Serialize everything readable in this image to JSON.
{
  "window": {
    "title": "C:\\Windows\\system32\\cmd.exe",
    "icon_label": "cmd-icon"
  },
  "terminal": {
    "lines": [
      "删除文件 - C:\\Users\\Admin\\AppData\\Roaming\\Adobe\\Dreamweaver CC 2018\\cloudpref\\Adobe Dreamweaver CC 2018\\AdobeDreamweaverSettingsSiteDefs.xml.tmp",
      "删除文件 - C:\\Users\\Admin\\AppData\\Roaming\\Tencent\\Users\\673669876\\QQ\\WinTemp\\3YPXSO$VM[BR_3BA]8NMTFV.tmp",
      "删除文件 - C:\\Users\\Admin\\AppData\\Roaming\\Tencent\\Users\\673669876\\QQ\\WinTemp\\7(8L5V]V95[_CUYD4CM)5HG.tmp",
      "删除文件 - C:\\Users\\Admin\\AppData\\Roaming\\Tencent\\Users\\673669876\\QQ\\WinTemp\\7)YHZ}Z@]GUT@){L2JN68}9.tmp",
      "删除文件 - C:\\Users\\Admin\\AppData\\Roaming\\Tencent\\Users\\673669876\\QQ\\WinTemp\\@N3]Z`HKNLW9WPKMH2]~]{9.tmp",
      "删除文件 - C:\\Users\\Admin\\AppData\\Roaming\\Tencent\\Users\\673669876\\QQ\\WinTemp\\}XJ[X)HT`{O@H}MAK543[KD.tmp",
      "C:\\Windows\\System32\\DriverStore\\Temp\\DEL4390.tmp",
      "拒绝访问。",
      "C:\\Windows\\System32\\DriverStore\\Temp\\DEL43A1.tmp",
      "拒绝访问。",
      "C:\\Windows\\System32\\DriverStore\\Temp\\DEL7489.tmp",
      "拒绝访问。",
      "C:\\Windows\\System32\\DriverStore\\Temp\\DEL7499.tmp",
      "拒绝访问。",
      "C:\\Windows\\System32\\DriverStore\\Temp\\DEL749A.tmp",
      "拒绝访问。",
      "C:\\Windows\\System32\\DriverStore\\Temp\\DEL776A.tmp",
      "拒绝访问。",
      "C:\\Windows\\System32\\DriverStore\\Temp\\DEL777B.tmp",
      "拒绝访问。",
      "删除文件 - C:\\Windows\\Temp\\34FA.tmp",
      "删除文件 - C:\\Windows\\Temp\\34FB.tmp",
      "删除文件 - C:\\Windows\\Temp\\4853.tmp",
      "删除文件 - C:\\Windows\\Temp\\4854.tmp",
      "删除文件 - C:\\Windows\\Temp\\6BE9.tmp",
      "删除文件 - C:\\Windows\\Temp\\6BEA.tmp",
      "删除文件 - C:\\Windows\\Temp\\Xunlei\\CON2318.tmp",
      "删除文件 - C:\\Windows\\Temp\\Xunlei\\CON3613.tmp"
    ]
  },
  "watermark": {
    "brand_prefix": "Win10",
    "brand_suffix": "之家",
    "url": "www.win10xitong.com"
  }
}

______

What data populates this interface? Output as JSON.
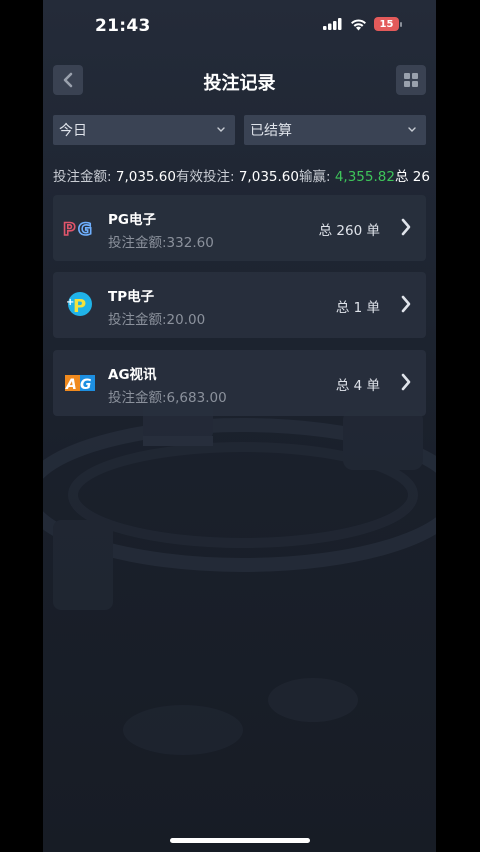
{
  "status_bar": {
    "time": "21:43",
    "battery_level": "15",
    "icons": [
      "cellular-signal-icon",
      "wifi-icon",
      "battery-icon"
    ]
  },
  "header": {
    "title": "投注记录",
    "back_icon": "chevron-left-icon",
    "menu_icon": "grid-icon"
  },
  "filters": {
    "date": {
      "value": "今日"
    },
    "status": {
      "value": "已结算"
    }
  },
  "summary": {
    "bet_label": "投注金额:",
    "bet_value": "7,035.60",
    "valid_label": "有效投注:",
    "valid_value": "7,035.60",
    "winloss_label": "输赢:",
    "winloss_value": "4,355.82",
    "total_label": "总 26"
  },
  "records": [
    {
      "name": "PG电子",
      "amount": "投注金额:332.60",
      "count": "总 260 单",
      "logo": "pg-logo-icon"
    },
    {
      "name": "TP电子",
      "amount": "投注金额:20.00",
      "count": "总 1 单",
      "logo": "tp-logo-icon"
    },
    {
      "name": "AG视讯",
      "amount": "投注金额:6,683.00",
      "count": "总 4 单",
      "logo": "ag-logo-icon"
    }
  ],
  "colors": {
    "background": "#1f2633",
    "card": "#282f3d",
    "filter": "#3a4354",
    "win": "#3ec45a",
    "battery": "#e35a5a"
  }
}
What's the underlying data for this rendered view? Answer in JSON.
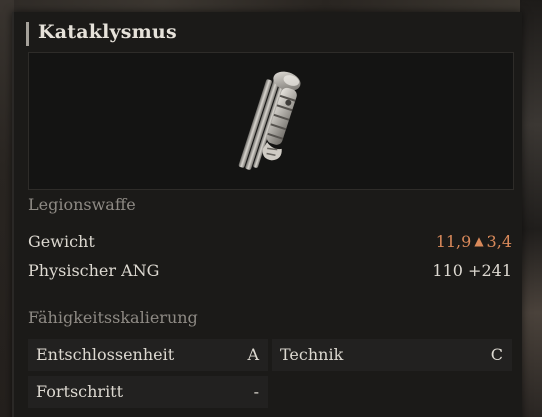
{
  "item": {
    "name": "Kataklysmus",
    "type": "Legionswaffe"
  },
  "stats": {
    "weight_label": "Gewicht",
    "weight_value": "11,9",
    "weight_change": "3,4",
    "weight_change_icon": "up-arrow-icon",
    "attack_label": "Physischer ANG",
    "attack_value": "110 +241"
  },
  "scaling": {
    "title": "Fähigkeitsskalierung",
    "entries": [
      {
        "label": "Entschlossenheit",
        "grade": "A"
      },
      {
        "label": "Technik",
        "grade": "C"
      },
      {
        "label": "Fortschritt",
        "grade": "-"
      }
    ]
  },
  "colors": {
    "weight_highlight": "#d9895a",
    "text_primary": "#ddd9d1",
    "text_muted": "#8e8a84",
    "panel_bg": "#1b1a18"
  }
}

______

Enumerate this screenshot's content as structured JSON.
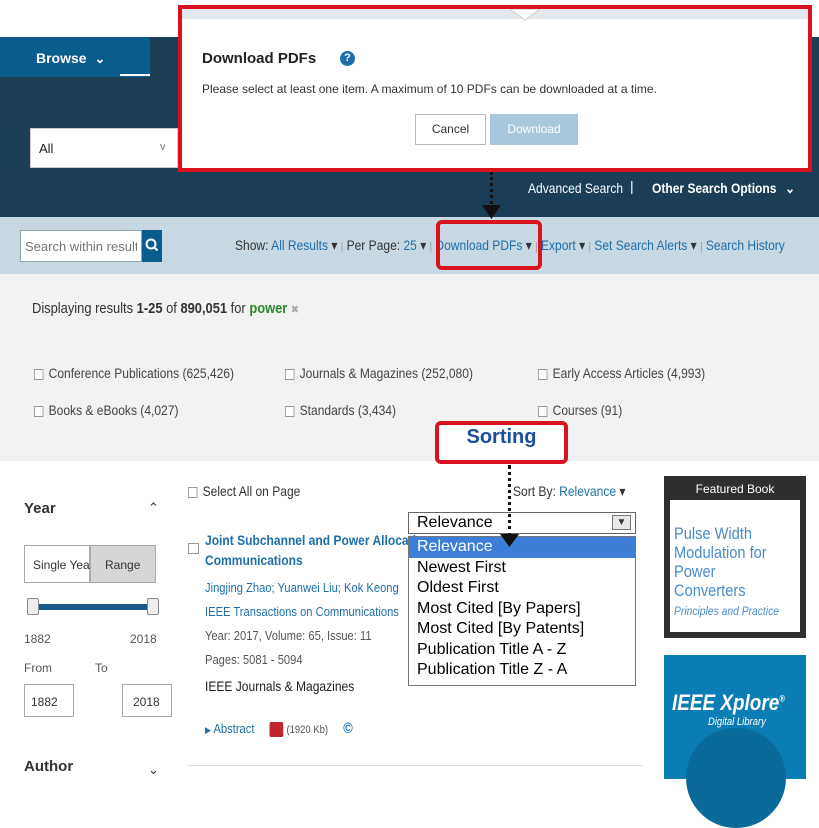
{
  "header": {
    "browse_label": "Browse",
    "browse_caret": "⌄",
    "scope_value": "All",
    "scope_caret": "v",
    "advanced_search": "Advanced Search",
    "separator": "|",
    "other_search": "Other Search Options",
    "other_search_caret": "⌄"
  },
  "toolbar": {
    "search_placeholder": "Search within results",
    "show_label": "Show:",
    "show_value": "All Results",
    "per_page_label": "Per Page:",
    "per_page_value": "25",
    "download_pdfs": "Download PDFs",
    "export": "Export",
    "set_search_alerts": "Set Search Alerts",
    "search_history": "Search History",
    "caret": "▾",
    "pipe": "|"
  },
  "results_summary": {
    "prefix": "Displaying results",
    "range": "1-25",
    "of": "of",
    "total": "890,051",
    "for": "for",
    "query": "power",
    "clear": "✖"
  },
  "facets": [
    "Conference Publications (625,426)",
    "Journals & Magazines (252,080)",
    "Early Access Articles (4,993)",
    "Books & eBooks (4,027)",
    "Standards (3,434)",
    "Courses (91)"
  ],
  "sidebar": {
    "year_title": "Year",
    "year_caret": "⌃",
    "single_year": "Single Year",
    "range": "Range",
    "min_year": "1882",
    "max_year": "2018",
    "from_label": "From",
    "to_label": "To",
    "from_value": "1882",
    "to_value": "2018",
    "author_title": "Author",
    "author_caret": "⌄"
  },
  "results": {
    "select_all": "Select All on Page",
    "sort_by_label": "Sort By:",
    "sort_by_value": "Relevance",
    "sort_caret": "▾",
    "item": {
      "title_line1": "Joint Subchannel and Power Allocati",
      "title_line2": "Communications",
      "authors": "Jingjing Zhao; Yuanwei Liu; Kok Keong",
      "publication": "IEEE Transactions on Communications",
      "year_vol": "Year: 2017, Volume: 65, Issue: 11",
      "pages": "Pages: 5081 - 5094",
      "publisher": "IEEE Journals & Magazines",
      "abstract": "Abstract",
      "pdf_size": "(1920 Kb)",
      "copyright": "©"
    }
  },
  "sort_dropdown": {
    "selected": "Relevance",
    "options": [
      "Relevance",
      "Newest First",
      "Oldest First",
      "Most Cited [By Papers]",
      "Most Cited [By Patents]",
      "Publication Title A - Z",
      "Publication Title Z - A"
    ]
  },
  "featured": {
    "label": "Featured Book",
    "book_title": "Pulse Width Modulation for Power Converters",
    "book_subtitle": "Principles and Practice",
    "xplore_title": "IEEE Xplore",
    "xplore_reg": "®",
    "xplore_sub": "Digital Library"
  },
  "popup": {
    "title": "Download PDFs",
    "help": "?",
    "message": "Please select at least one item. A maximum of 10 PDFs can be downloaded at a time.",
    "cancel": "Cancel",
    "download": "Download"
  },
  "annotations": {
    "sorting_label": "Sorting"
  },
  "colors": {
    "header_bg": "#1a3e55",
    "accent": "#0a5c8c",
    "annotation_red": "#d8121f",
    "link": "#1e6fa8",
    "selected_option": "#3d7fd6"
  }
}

______

→ What is required
Working from the entries above, return all lines that contain "item".

→ Reply
  "item": {
    "item": {
    "message": "Please select at least one item. A maximum of 10 PDFs can be downloaded at a time.",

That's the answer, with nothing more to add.